## Task
Say only how many lines contain the word "source".

## Listed entries
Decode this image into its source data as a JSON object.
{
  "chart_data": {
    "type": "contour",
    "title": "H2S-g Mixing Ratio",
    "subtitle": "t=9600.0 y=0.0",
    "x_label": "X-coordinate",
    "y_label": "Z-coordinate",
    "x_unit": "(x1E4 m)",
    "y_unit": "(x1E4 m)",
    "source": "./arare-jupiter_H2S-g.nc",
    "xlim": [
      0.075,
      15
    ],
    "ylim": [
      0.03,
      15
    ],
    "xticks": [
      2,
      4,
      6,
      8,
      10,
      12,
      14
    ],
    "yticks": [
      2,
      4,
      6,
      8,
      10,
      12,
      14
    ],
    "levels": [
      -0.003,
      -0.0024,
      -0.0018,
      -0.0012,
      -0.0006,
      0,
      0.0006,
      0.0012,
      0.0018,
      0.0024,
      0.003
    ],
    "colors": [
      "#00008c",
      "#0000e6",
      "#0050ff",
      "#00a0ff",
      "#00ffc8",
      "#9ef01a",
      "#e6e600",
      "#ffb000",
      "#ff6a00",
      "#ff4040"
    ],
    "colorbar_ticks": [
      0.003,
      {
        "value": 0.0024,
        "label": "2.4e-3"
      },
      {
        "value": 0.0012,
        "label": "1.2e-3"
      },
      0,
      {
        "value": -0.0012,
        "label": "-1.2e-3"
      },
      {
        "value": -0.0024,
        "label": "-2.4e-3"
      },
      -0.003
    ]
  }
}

## Solution to the exercise
2